INPUT RECORDS:
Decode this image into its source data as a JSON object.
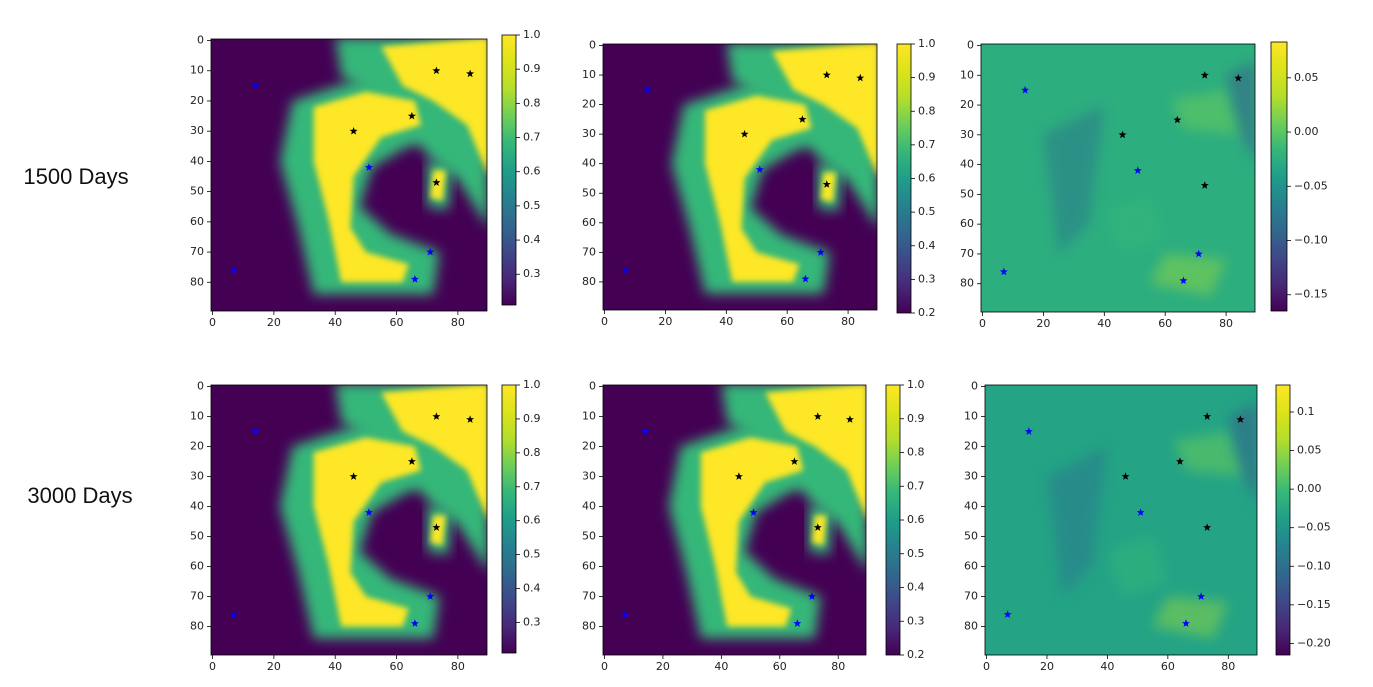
{
  "row_labels": [
    "1500 Days",
    "3000 Days"
  ],
  "chart_data": [
    {
      "type": "heatmap",
      "colormap": "viridis",
      "field": "state",
      "xlim": [
        -0.5,
        89.5
      ],
      "ylim": [
        89.5,
        -0.5
      ],
      "xticks": [
        0,
        20,
        40,
        60,
        80
      ],
      "yticks": [
        0,
        10,
        20,
        30,
        40,
        50,
        60,
        70,
        80
      ],
      "clim": [
        0.21,
        1.0
      ],
      "cticks": [
        0.3,
        0.4,
        0.5,
        0.6,
        0.7,
        0.8,
        0.9,
        {
          "value": 1,
          "label": "1.0"
        }
      ],
      "series": [
        {
          "color": "#000000",
          "x": [
            73,
            84,
            65,
            46,
            73
          ],
          "y": [
            10,
            11,
            25,
            30,
            47
          ]
        },
        {
          "color": "#0000ff",
          "x": [
            14,
            51,
            71,
            7,
            66
          ],
          "y": [
            15,
            42,
            70,
            76,
            79
          ]
        }
      ]
    },
    {
      "type": "heatmap",
      "colormap": "viridis",
      "field": "state",
      "xlim": [
        -0.5,
        89.5
      ],
      "ylim": [
        89.5,
        -0.5
      ],
      "xticks": [
        0,
        20,
        40,
        60,
        80
      ],
      "yticks": [
        0,
        10,
        20,
        30,
        40,
        50,
        60,
        70,
        80
      ],
      "clim": [
        0.2,
        1.0
      ],
      "cticks": [
        0.2,
        0.3,
        0.4,
        0.5,
        0.6,
        0.7,
        0.8,
        0.9,
        {
          "value": 1,
          "label": "1.0"
        }
      ],
      "series": [
        {
          "color": "#000000",
          "x": [
            73,
            84,
            65,
            46,
            73
          ],
          "y": [
            10,
            11,
            25,
            30,
            47
          ]
        },
        {
          "color": "#0000ff",
          "x": [
            14,
            51,
            71,
            7,
            66
          ],
          "y": [
            15,
            42,
            70,
            76,
            79
          ]
        }
      ]
    },
    {
      "type": "heatmap",
      "colormap": "viridis",
      "field": "difference",
      "xlim": [
        -0.5,
        89.5
      ],
      "ylim": [
        89.5,
        -0.5
      ],
      "xticks": [
        0,
        20,
        40,
        60,
        80
      ],
      "yticks": [
        0,
        10,
        20,
        30,
        40,
        50,
        60,
        70,
        80
      ],
      "clim": [
        -0.165,
        0.083
      ],
      "cticks": [
        0.05,
        {
          "value": 0,
          "label": "0.00"
        },
        {
          "value": -0.05,
          "label": "−0.05"
        },
        {
          "value": -0.1,
          "label": "−0.10"
        },
        {
          "value": -0.15,
          "label": "−0.15"
        }
      ],
      "series": [
        {
          "color": "#000000",
          "x": [
            73,
            84,
            64,
            46,
            73
          ],
          "y": [
            10,
            11,
            25,
            30,
            47
          ]
        },
        {
          "color": "#0000ff",
          "x": [
            14,
            51,
            71,
            7,
            66
          ],
          "y": [
            15,
            42,
            70,
            76,
            79
          ]
        }
      ]
    },
    {
      "type": "heatmap",
      "colormap": "viridis",
      "field": "state",
      "xlim": [
        -0.5,
        89.5
      ],
      "ylim": [
        89.5,
        -0.5
      ],
      "xticks": [
        0,
        20,
        40,
        60,
        80
      ],
      "yticks": [
        0,
        10,
        20,
        30,
        40,
        50,
        60,
        70,
        80
      ],
      "clim": [
        0.21,
        1.0
      ],
      "cticks": [
        0.3,
        0.4,
        0.5,
        0.6,
        0.7,
        0.8,
        0.9,
        {
          "value": 1,
          "label": "1.0"
        }
      ],
      "series": [
        {
          "color": "#000000",
          "x": [
            73,
            84,
            65,
            46,
            73
          ],
          "y": [
            10,
            11,
            25,
            30,
            47
          ]
        },
        {
          "color": "#0000ff",
          "x": [
            14,
            51,
            71,
            7,
            66
          ],
          "y": [
            15,
            42,
            70,
            76,
            79
          ]
        }
      ]
    },
    {
      "type": "heatmap",
      "colormap": "viridis",
      "field": "state",
      "xlim": [
        -0.5,
        89.5
      ],
      "ylim": [
        89.5,
        -0.5
      ],
      "xticks": [
        0,
        20,
        40,
        60,
        80
      ],
      "yticks": [
        0,
        10,
        20,
        30,
        40,
        50,
        60,
        70,
        80
      ],
      "clim": [
        0.2,
        1.0
      ],
      "cticks": [
        0.2,
        0.3,
        0.4,
        0.5,
        0.6,
        0.7,
        0.8,
        0.9,
        {
          "value": 1,
          "label": "1.0"
        }
      ],
      "series": [
        {
          "color": "#000000",
          "x": [
            73,
            84,
            65,
            46,
            73
          ],
          "y": [
            10,
            11,
            25,
            30,
            47
          ]
        },
        {
          "color": "#0000ff",
          "x": [
            14,
            51,
            71,
            7,
            66
          ],
          "y": [
            15,
            42,
            70,
            76,
            79
          ]
        }
      ]
    },
    {
      "type": "heatmap",
      "colormap": "viridis",
      "field": "difference",
      "xlim": [
        -0.5,
        89.5
      ],
      "ylim": [
        89.5,
        -0.5
      ],
      "xticks": [
        0,
        20,
        40,
        60,
        80
      ],
      "yticks": [
        0,
        10,
        20,
        30,
        40,
        50,
        60,
        70,
        80
      ],
      "clim": [
        -0.215,
        0.135
      ],
      "cticks": [
        0.1,
        0.05,
        {
          "value": 0,
          "label": "0.00"
        },
        {
          "value": -0.05,
          "label": "−0.05"
        },
        {
          "value": -0.1,
          "label": "−0.10"
        },
        {
          "value": -0.15,
          "label": "−0.15"
        },
        {
          "value": -0.2,
          "label": "−0.20"
        }
      ],
      "series": [
        {
          "color": "#000000",
          "x": [
            73,
            84,
            64,
            46,
            73
          ],
          "y": [
            10,
            11,
            25,
            30,
            47
          ]
        },
        {
          "color": "#0000ff",
          "x": [
            14,
            51,
            71,
            7,
            66
          ],
          "y": [
            15,
            42,
            70,
            76,
            79
          ]
        }
      ]
    }
  ]
}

SHORT EXERCISE: Reproduce each line word for word and drop the pictures.

RESULT OF THE TASK:
Decode this image into its source data as a JSON object.
{
  "row_labels": [
    "1500 Days",
    "3000 Days"
  ],
  "chart_data": [
    {
      "type": "heatmap",
      "colormap": "viridis",
      "field": "state",
      "xlim": [
        -0.5,
        89.5
      ],
      "ylim": [
        89.5,
        -0.5
      ],
      "xticks": [
        0,
        20,
        40,
        60,
        80
      ],
      "yticks": [
        0,
        10,
        20,
        30,
        40,
        50,
        60,
        70,
        80
      ],
      "clim": [
        0.21,
        1.0
      ],
      "cticks": [
        0.3,
        0.4,
        0.5,
        0.6,
        0.7,
        0.8,
        0.9,
        {
          "value": 1,
          "label": "1.0"
        }
      ],
      "series": [
        {
          "color": "#000000",
          "x": [
            73,
            84,
            65,
            46,
            73
          ],
          "y": [
            10,
            11,
            25,
            30,
            47
          ]
        },
        {
          "color": "#0000ff",
          "x": [
            14,
            51,
            71,
            7,
            66
          ],
          "y": [
            15,
            42,
            70,
            76,
            79
          ]
        }
      ]
    },
    {
      "type": "heatmap",
      "colormap": "viridis",
      "field": "state",
      "xlim": [
        -0.5,
        89.5
      ],
      "ylim": [
        89.5,
        -0.5
      ],
      "xticks": [
        0,
        20,
        40,
        60,
        80
      ],
      "yticks": [
        0,
        10,
        20,
        30,
        40,
        50,
        60,
        70,
        80
      ],
      "clim": [
        0.2,
        1.0
      ],
      "cticks": [
        0.2,
        0.3,
        0.4,
        0.5,
        0.6,
        0.7,
        0.8,
        0.9,
        {
          "value": 1,
          "label": "1.0"
        }
      ],
      "series": [
        {
          "color": "#000000",
          "x": [
            73,
            84,
            65,
            46,
            73
          ],
          "y": [
            10,
            11,
            25,
            30,
            47
          ]
        },
        {
          "color": "#0000ff",
          "x": [
            14,
            51,
            71,
            7,
            66
          ],
          "y": [
            15,
            42,
            70,
            76,
            79
          ]
        }
      ]
    },
    {
      "type": "heatmap",
      "colormap": "viridis",
      "field": "difference",
      "xlim": [
        -0.5,
        89.5
      ],
      "ylim": [
        89.5,
        -0.5
      ],
      "xticks": [
        0,
        20,
        40,
        60,
        80
      ],
      "yticks": [
        0,
        10,
        20,
        30,
        40,
        50,
        60,
        70,
        80
      ],
      "clim": [
        -0.165,
        0.083
      ],
      "cticks": [
        0.05,
        {
          "value": 0,
          "label": "0.00"
        },
        {
          "value": -0.05,
          "label": "−0.05"
        },
        {
          "value": -0.1,
          "label": "−0.10"
        },
        {
          "value": -0.15,
          "label": "−0.15"
        }
      ],
      "series": [
        {
          "color": "#000000",
          "x": [
            73,
            84,
            64,
            46,
            73
          ],
          "y": [
            10,
            11,
            25,
            30,
            47
          ]
        },
        {
          "color": "#0000ff",
          "x": [
            14,
            51,
            71,
            7,
            66
          ],
          "y": [
            15,
            42,
            70,
            76,
            79
          ]
        }
      ]
    },
    {
      "type": "heatmap",
      "colormap": "viridis",
      "field": "state",
      "xlim": [
        -0.5,
        89.5
      ],
      "ylim": [
        89.5,
        -0.5
      ],
      "xticks": [
        0,
        20,
        40,
        60,
        80
      ],
      "yticks": [
        0,
        10,
        20,
        30,
        40,
        50,
        60,
        70,
        80
      ],
      "clim": [
        0.21,
        1.0
      ],
      "cticks": [
        0.3,
        0.4,
        0.5,
        0.6,
        0.7,
        0.8,
        0.9,
        {
          "value": 1,
          "label": "1.0"
        }
      ],
      "series": [
        {
          "color": "#000000",
          "x": [
            73,
            84,
            65,
            46,
            73
          ],
          "y": [
            10,
            11,
            25,
            30,
            47
          ]
        },
        {
          "color": "#0000ff",
          "x": [
            14,
            51,
            71,
            7,
            66
          ],
          "y": [
            15,
            42,
            70,
            76,
            79
          ]
        }
      ]
    },
    {
      "type": "heatmap",
      "colormap": "viridis",
      "field": "state",
      "xlim": [
        -0.5,
        89.5
      ],
      "ylim": [
        89.5,
        -0.5
      ],
      "xticks": [
        0,
        20,
        40,
        60,
        80
      ],
      "yticks": [
        0,
        10,
        20,
        30,
        40,
        50,
        60,
        70,
        80
      ],
      "clim": [
        0.2,
        1.0
      ],
      "cticks": [
        0.2,
        0.3,
        0.4,
        0.5,
        0.6,
        0.7,
        0.8,
        0.9,
        {
          "value": 1,
          "label": "1.0"
        }
      ],
      "series": [
        {
          "color": "#000000",
          "x": [
            73,
            84,
            65,
            46,
            73
          ],
          "y": [
            10,
            11,
            25,
            30,
            47
          ]
        },
        {
          "color": "#0000ff",
          "x": [
            14,
            51,
            71,
            7,
            66
          ],
          "y": [
            15,
            42,
            70,
            76,
            79
          ]
        }
      ]
    },
    {
      "type": "heatmap",
      "colormap": "viridis",
      "field": "difference",
      "xlim": [
        -0.5,
        89.5
      ],
      "ylim": [
        89.5,
        -0.5
      ],
      "xticks": [
        0,
        20,
        40,
        60,
        80
      ],
      "yticks": [
        0,
        10,
        20,
        30,
        40,
        50,
        60,
        70,
        80
      ],
      "clim": [
        -0.215,
        0.135
      ],
      "cticks": [
        0.1,
        0.05,
        {
          "value": 0,
          "label": "0.00"
        },
        {
          "value": -0.05,
          "label": "−0.05"
        },
        {
          "value": -0.1,
          "label": "−0.10"
        },
        {
          "value": -0.15,
          "label": "−0.15"
        },
        {
          "value": -0.2,
          "label": "−0.20"
        }
      ],
      "series": [
        {
          "color": "#000000",
          "x": [
            73,
            84,
            64,
            46,
            73
          ],
          "y": [
            10,
            11,
            25,
            30,
            47
          ]
        },
        {
          "color": "#0000ff",
          "x": [
            14,
            51,
            71,
            7,
            66
          ],
          "y": [
            15,
            42,
            70,
            76,
            79
          ]
        }
      ]
    }
  ]
}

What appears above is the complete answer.